• _Dataset rows_
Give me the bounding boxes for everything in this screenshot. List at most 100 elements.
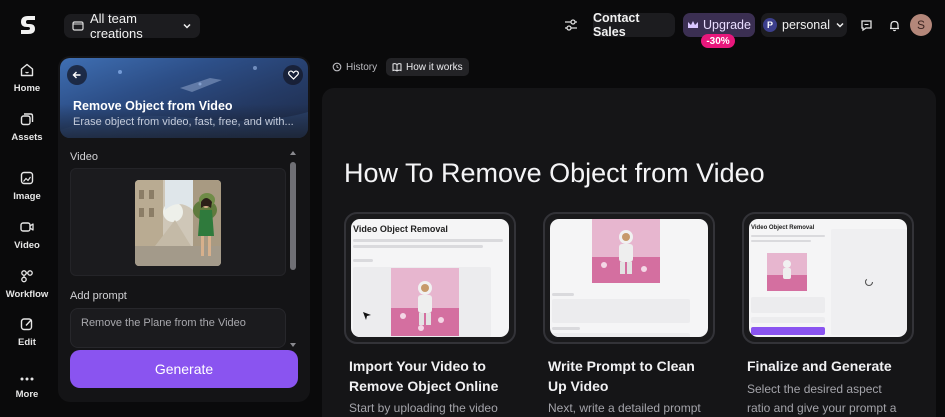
astronaut-image [391,268,459,336]
step-1-title-line: Remove Object Online [349,378,499,394]
sliders-icon [565,19,577,31]
step-3-thumb-title: Video Object Removal [751,225,815,231]
nav-image-label: Image [13,191,41,202]
app-logo-icon[interactable] [16,13,40,37]
scroll-down-icon[interactable] [289,342,297,348]
step-3-title-line: Finalize and Generate [747,358,892,374]
astronaut-image [767,253,807,291]
nav-video-label: Video [14,240,40,251]
prompt-field[interactable] [70,308,286,348]
step-3-title: Finalize and Generate [747,356,892,376]
step-1-thumb-title: Video Object Removal [353,224,448,234]
step-1-title-line: Import Your Video to [349,358,486,374]
thumb-generate-bar [751,327,825,335]
nav-image[interactable]: Image [0,170,54,202]
thumb-text-line [751,235,825,237]
video-camera-icon [20,222,34,232]
tool-header: Remove Object from Video Erase object fr… [60,58,308,138]
scroll-thumb[interactable] [290,162,296,270]
thumb-text-line [353,239,503,242]
prompt-label: Add prompt [70,290,127,302]
tab-how-label: How it works [406,61,463,73]
bell-icon [889,20,899,31]
favorite-button[interactable] [283,65,303,85]
video-thumbnail[interactable] [135,180,221,266]
step-2-title-line: Write Prompt to Clean [548,358,695,374]
step-1-description: Start by uploading the video [349,401,498,415]
how-it-works-section: How To Remove Object from Video Video Ob… [322,88,936,417]
nav-home-label: Home [13,83,41,94]
top-bar: All team creations Contact Sales Upgrade… [0,0,945,50]
nav-assets-label: Assets [11,132,43,143]
edit-icon [20,318,33,331]
arrow-left-icon [72,71,81,79]
step-2-description: Next, write a detailed prompt [548,401,701,415]
video-upload-area[interactable] [70,168,286,276]
contact-sales-button[interactable]: Contact Sales [593,11,675,39]
nav-video[interactable]: Video [0,219,54,251]
nav-assets[interactable]: Assets [0,111,54,143]
team-creations-dropdown[interactable]: All team creations [64,11,200,41]
step-2-title: Write Prompt to Clean Up Video [548,356,695,396]
book-icon [392,63,402,72]
thumb-select-box [552,333,690,337]
upgrade-label: Upgrade [703,18,751,32]
step-3-preview: Video Object Removal [749,219,907,337]
thumb-text-line [353,245,483,248]
nav-more[interactable]: More [0,374,54,400]
tool-subtitle: Erase object from video, fast, free, and… [73,116,294,128]
workspace-label: personal [782,18,830,32]
image-icon [20,171,34,185]
history-icon [332,62,342,72]
nav-edit[interactable]: Edit [0,316,54,348]
nav-more-label: More [15,389,39,400]
nav-home[interactable]: Home [0,62,54,94]
tab-history[interactable]: History [326,58,383,76]
chat-icon [860,19,872,31]
home-icon [20,63,34,77]
cursor-icon [363,312,371,320]
workspace-dropdown[interactable]: P personal [761,13,847,37]
prompt-input[interactable] [81,317,277,329]
user-avatar[interactable]: S [910,14,932,36]
chat-button[interactable] [856,13,876,37]
thumb-text-line [751,240,811,242]
crown-icon [688,21,699,28]
panel-scrollbar[interactable] [288,150,298,350]
nav-workflow-label: Workflow [5,289,49,300]
thumb-text-line [552,327,580,330]
thumb-select-box [751,317,825,323]
step-2-thumbnail[interactable] [543,212,715,344]
step-3-thumbnail[interactable]: Video Object Removal [742,212,914,344]
loading-spinner-icon [864,277,874,287]
video-label: Video [70,151,98,163]
discount-badge: -30% [701,34,735,48]
heart-icon [287,70,299,80]
assets-icon [20,113,34,126]
scroll-up-icon[interactable] [289,150,297,156]
back-button[interactable] [67,65,87,85]
thumb-prompt-box [552,299,690,323]
notifications-button[interactable] [884,13,904,37]
step-1-preview: Video Object Removal [351,219,509,337]
workspace-badge: P [763,18,778,32]
step-3-description-line: ratio and give your prompt a [747,401,897,415]
step-1-thumbnail[interactable]: Video Object Removal [344,212,516,344]
step-1-title: Import Your Video to Remove Object Onlin… [349,356,498,396]
step-2-preview [550,219,708,337]
step-3-description-line: Select the desired aspect [747,382,882,396]
nav-edit-label: Edit [18,337,36,348]
how-to-title: How To Remove Object from Video [344,158,765,188]
thumb-text-line [552,293,574,296]
thumb-text-line [353,259,373,262]
thumb-prompt-box [751,297,825,313]
tab-how-it-works[interactable]: How it works [386,58,469,76]
chevron-down-icon [836,22,844,28]
team-select-label: All team creations [90,11,143,41]
nav-workflow[interactable]: Workflow [0,268,54,300]
step-3-description: Select the desired aspect ratio and give… [747,380,896,417]
tool-title: Remove Object from Video [73,99,233,113]
tool-panel: Remove Object from Video Erase object fr… [58,56,310,402]
settings-sliders-button[interactable] [560,13,582,37]
generate-button[interactable]: Generate [70,350,298,388]
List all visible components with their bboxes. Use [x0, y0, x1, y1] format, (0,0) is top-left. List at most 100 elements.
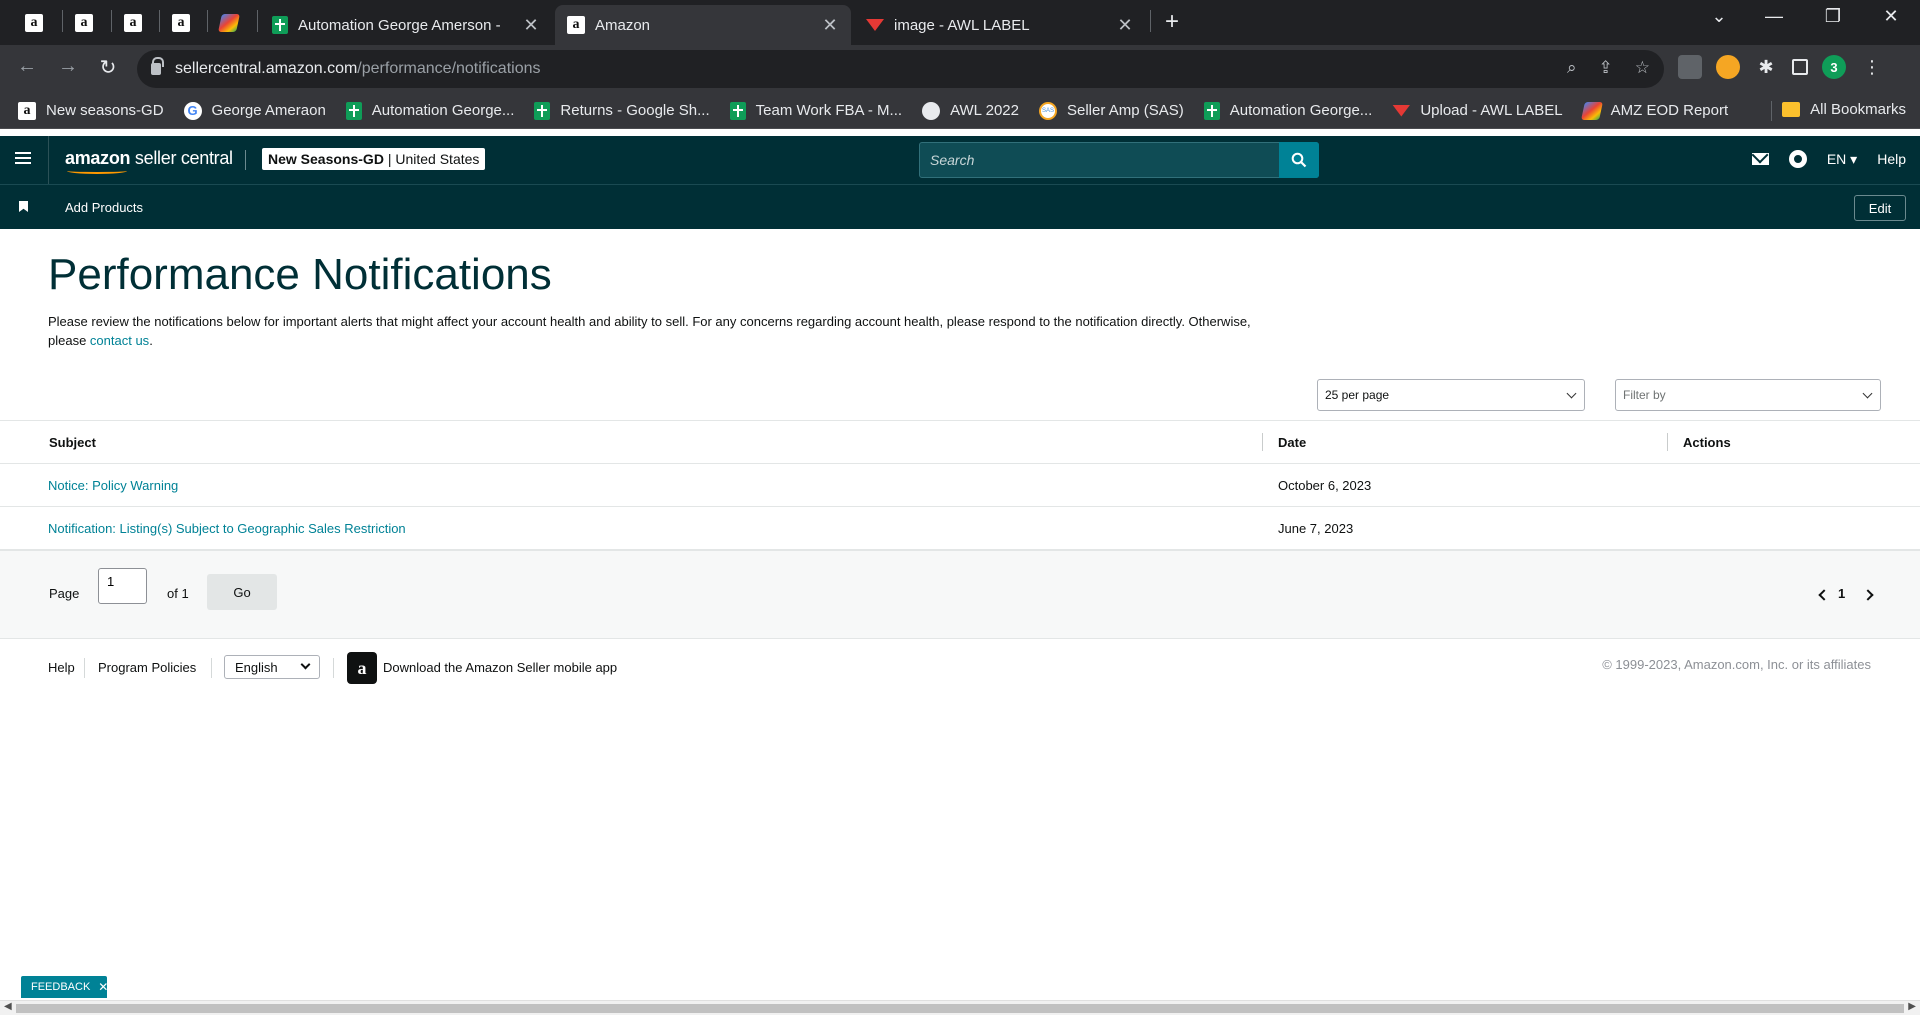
search-input[interactable]: [920, 143, 1280, 177]
bookmark-item[interactable]: Upload - AWL LABEL: [1392, 102, 1563, 119]
store-region: | United States: [383, 151, 480, 167]
feedback-button[interactable]: FEEDBACK ✕: [21, 976, 108, 998]
extension-orange-icon[interactable]: [1716, 55, 1740, 79]
download-app-link[interactable]: Download the Amazon Seller mobile app: [383, 660, 617, 675]
bookmark-label: New seasons-GD: [46, 102, 164, 119]
close-icon[interactable]: ✕: [98, 980, 108, 994]
seller-central-logo[interactable]: amazon seller central: [65, 148, 233, 174]
logo-brand: amazon: [65, 148, 131, 168]
pinned-tab-pencil[interactable]: [207, 5, 251, 40]
scroll-right-icon[interactable]: ▶: [1908, 1001, 1916, 1012]
pinned-tab-amazon-3[interactable]: a: [111, 5, 155, 40]
notifications-table: Subject Date Actions Notice: Policy Warn…: [0, 420, 1920, 550]
header-divider: [245, 150, 246, 170]
search-button[interactable]: [1279, 142, 1319, 178]
table-row: Notification: Listing(s) Subject to Geog…: [0, 507, 1920, 550]
footer-language-select[interactable]: English: [224, 655, 320, 679]
tab-awl-label[interactable]: image - AWL LABEL ✕: [854, 5, 1146, 45]
gear-icon[interactable]: [1788, 150, 1807, 168]
bookmark-item[interactable]: a New seasons-GD: [18, 101, 164, 120]
column-header-date[interactable]: Date: [1278, 435, 1306, 450]
tab-title: image - AWL LABEL: [894, 16, 1030, 34]
horizontal-scrollbar[interactable]: ◀ ▶: [0, 1000, 1920, 1015]
bookmark-item[interactable]: G George Ameraon: [183, 101, 326, 120]
address-bar[interactable]: sellercentral.amazon.com/performance/not…: [137, 50, 1664, 88]
bookmark-item[interactable]: AMZ EOD Report: [1580, 101, 1729, 120]
zoom-icon[interactable]: ⌕: [1567, 58, 1577, 78]
pinned-tab-amazon-1[interactable]: a: [12, 5, 56, 40]
menu-kebab-icon[interactable]: ⋮: [1860, 55, 1884, 79]
sheets-icon: [272, 16, 288, 34]
bookmark-icon[interactable]: [19, 201, 28, 212]
page-number-input[interactable]: [98, 568, 147, 604]
go-button[interactable]: Go: [207, 574, 277, 610]
browser-toolbar: ← → ↻ sellercentral.amazon.com/performan…: [0, 45, 1920, 93]
minimize-button[interactable]: —: [1754, 6, 1794, 27]
close-window-button[interactable]: ✕: [1871, 6, 1911, 27]
language-switcher[interactable]: EN ▾: [1827, 151, 1857, 168]
bookmark-item[interactable]: SAS Seller Amp (SAS): [1039, 101, 1184, 120]
all-bookmarks-button[interactable]: All Bookmarks: [1782, 101, 1906, 118]
store-switcher[interactable]: New Seasons-GD | United States: [262, 148, 486, 170]
column-header-actions: Actions: [1683, 435, 1731, 450]
forward-icon[interactable]: →: [53, 55, 83, 78]
tab-close-icon[interactable]: ✕: [522, 15, 540, 36]
column-divider[interactable]: [1262, 433, 1263, 451]
url-text[interactable]: sellercentral.amazon.com/performance/not…: [175, 60, 541, 78]
url-host: sellercentral.amazon.com: [175, 60, 358, 77]
profile-avatar[interactable]: 3: [1822, 55, 1846, 79]
scrollbar-thumb[interactable]: [16, 1004, 1904, 1013]
hamburger-menu-icon[interactable]: [15, 152, 31, 164]
bookmark-item[interactable]: Automation George...: [345, 101, 514, 120]
folder-icon: [1782, 102, 1801, 117]
current-page-number[interactable]: 1: [1838, 586, 1845, 601]
amazon-seller-app-icon[interactable]: a: [347, 652, 377, 684]
notification-date: October 6, 2023: [1278, 478, 1372, 493]
bookmark-item[interactable]: AWL 2022: [922, 101, 1019, 120]
pinned-tab-amazon-4[interactable]: a: [159, 5, 203, 40]
chevron-right-icon[interactable]: [1862, 589, 1874, 601]
amazon-icon: a: [75, 13, 93, 32]
filter-select[interactable]: Filter by: [1615, 379, 1881, 411]
pinned-tab-amazon-2[interactable]: a: [62, 5, 106, 40]
bookmark-item[interactable]: Returns - Google Sh...: [534, 101, 710, 120]
per-page-select[interactable]: 25 per page: [1317, 379, 1585, 411]
chevron-left-icon[interactable]: [1818, 589, 1830, 601]
program-policies-link[interactable]: Program Policies: [98, 660, 196, 675]
column-divider[interactable]: [1667, 433, 1668, 451]
sheets-icon: [345, 101, 362, 120]
chevron-down-icon: [1862, 388, 1873, 399]
bookmark-label: AMZ EOD Report: [1610, 102, 1729, 119]
back-icon[interactable]: ←: [12, 55, 42, 78]
lock-icon: [151, 57, 164, 75]
contact-us-link[interactable]: contact us: [90, 333, 149, 348]
nav-item-add-products[interactable]: Add Products: [65, 200, 143, 215]
maximize-button[interactable]: ❐: [1813, 6, 1853, 27]
copyright-text: © 1999-2023, Amazon.com, Inc. or its aff…: [1602, 657, 1871, 672]
sheets-icon: [534, 101, 551, 120]
sheets-icon: [1203, 101, 1220, 120]
bookmark-item[interactable]: Team Work FBA - M...: [729, 101, 902, 120]
tab-amazon[interactable]: a Amazon ✕: [555, 5, 851, 45]
help-link[interactable]: Help: [1877, 151, 1906, 167]
puzzle-icon[interactable]: ✱: [1754, 55, 1778, 79]
tab-search-button[interactable]: ⌄: [1699, 6, 1739, 27]
awl-icon: [1392, 104, 1411, 117]
extension-off-icon[interactable]: [1678, 55, 1702, 79]
side-panel-icon[interactable]: [1792, 59, 1808, 75]
notification-subject-link[interactable]: Notification: Listing(s) Subject to Geog…: [48, 521, 406, 536]
edit-button[interactable]: Edit: [1854, 195, 1906, 221]
mail-icon[interactable]: [1751, 153, 1769, 165]
footer-help-link[interactable]: Help: [48, 660, 75, 675]
reload-icon[interactable]: ↻: [93, 55, 123, 80]
scroll-left-icon[interactable]: ◀: [4, 1001, 12, 1012]
bookmark-item[interactable]: Automation George...: [1203, 101, 1372, 120]
tab-automation-george[interactable]: Automation George Amerson - ✕: [260, 5, 552, 45]
tab-close-icon[interactable]: ✕: [821, 15, 839, 36]
column-header-subject[interactable]: Subject: [49, 435, 96, 450]
star-icon[interactable]: ☆: [1635, 58, 1650, 78]
tab-close-icon[interactable]: ✕: [1116, 15, 1134, 36]
new-tab-button[interactable]: +: [1165, 8, 1179, 36]
notification-subject-link[interactable]: Notice: Policy Warning: [48, 478, 178, 493]
share-icon[interactable]: ⇪: [1599, 58, 1613, 78]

• _Exercise_
From the line with "search-input[interactable]: [920, 143, 1280, 177]" to the line with "bookmark-label: New seasons-GD: [46, 102, 164, 119]", rename "United States" to "Canada" and give those lines back with everything else unchanged.

• _Response below_
search-input[interactable]: [920, 143, 1280, 177]
bookmark-item[interactable]: Upload - AWL LABEL: [1392, 102, 1563, 119]
store-region: | Canada: [383, 151, 480, 167]
feedback-button[interactable]: FEEDBACK ✕: [21, 976, 108, 998]
extension-orange-icon[interactable]: [1716, 55, 1740, 79]
download-app-link[interactable]: Download the Amazon Seller mobile app: [383, 660, 617, 675]
bookmark-label: New seasons-GD: [46, 102, 164, 119]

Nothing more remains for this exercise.